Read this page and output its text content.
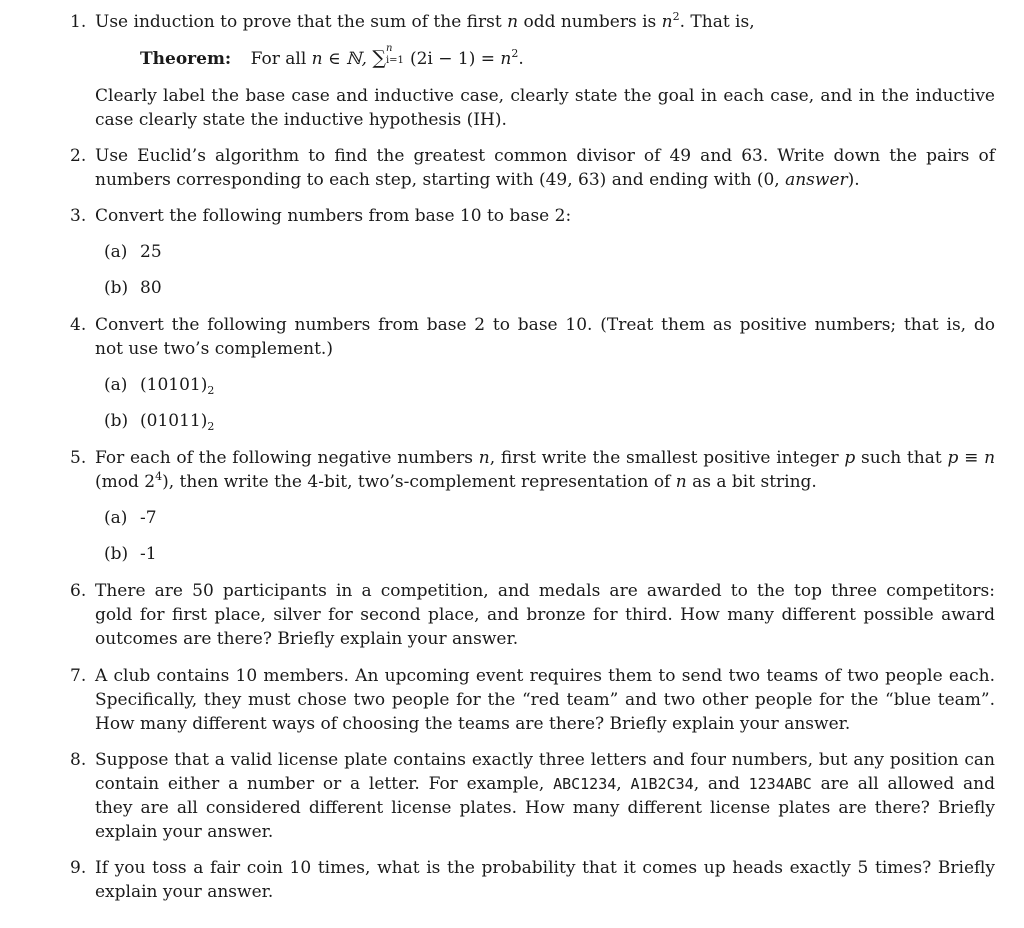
1. Use induction to prove that the sum of the first n odd numbers is $n^2$. That is,
Theorem: For all n ∈ ℕ, ∑ n
i=1 $(2i - 1) = n^2$.
Clearly label the base case and inductive case, clearly state the goal in each case, and in the inductive
case clearly state the inductive hypothesis (IH).
2. Use Euclid’s algorithm to find the greatest common divisor of 49 and 63. Write down the pairs of
numbers corresponding to each step, starting with (49, 63) and ending with (0, answer).
3. Convert the following numbers from base 10 to base 2:
(a) 25
(b) 80
4. Convert the following numbers from base 2 to base 10. (Treat them as positive numbers; that is, do
not use two’s complement.)
(a) $(10101)_2$
(b) $(01011)_2$
5. For each of the following negative numbers n, first write the smallest positive integer p such that p ≡ n
(mod $2^4$), then write the 4-bit, two’s-complement representation of n as a bit string.
(a) -7
(b) -1
6. There are 50 participants in a competition, and medals are awarded to the top three competitors:
gold for first place, silver for second place, and bronze for third. How many different possible award
outcomes are there? Briefly explain your answer.
7. A club contains 10 members. An upcoming event requires them to send two teams of two people each.
Specifically, they must chose two people for the “red team” and two other people for the “blue team”.
How many different ways of choosing the teams are there? Briefly explain your answer.
8. Suppose that a valid license plate contains exactly three letters and four numbers, but any position can
contain either a number or a letter. For example, ABC1234, A1B2C34, and 1234ABC are all allowed and
they are all considered different license plates. How many different license plates are there? Briefly
explain your answer.
9. If you toss a fair coin 10 times, what is the probability that it comes up heads exactly 5 times? Briefly
explain your answer.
+ + + + +
Aim of the task:
Pictures are excluded; output everything else in the data verbatim.

Completed task:
Read this page and output its text content.
1. Use induction to prove that the sum of the first n odd numbers is $n^2$. That is,
Theorem: For all n ∈ ℕ, ∑ n
i=1 $(2i - 1) = n^2$.
Clearly label the base case and inductive case, clearly state the goal in each case, and in the inductive
case clearly state the inductive hypothesis (IH).
2. Use Euclid’s algorithm to find the greatest common divisor of 49 and 63. Write down the pairs of
numbers corresponding to each step, starting with (49, 63) and ending with (0, answer).
3. Convert the following numbers from base 10 to base 2:
(a) 25
(b) 80
4. Convert the following numbers from base 2 to base 10. (Treat them as positive numbers; that is, do
not use two’s complement.)
(a) $(10101)_2$
(b) $(01011)_2$
5. For each of the following negative numbers n, first write the smallest positive integer p such that p ≡ n
(mod $2^4$), then write the 4-bit, two’s-complement representation of n as a bit string.
(a) -7
(b) -1
6. There are 50 participants in a competition, and medals are awarded to the top three competitors:
gold for first place, silver for second place, and bronze for third. How many different possible award
outcomes are there? Briefly explain your answer.
7. A club contains 10 members. An upcoming event requires them to send two teams of two people each.
Specifically, they must chose two people for the “red team” and two other people for the “blue team”.
How many different ways of choosing the teams are there? Briefly explain your answer.
8. Suppose that a valid license plate contains exactly three letters and four numbers, but any position can
contain either a number or a letter. For example, ABC1234, A1B2C34, and 1234ABC are all allowed and
they are all considered different license plates. How many different license plates are there? Briefly
explain your answer.
9. If you toss a fair coin 10 times, what is the probability that it comes up heads exactly 5 times? Briefly
explain your answer.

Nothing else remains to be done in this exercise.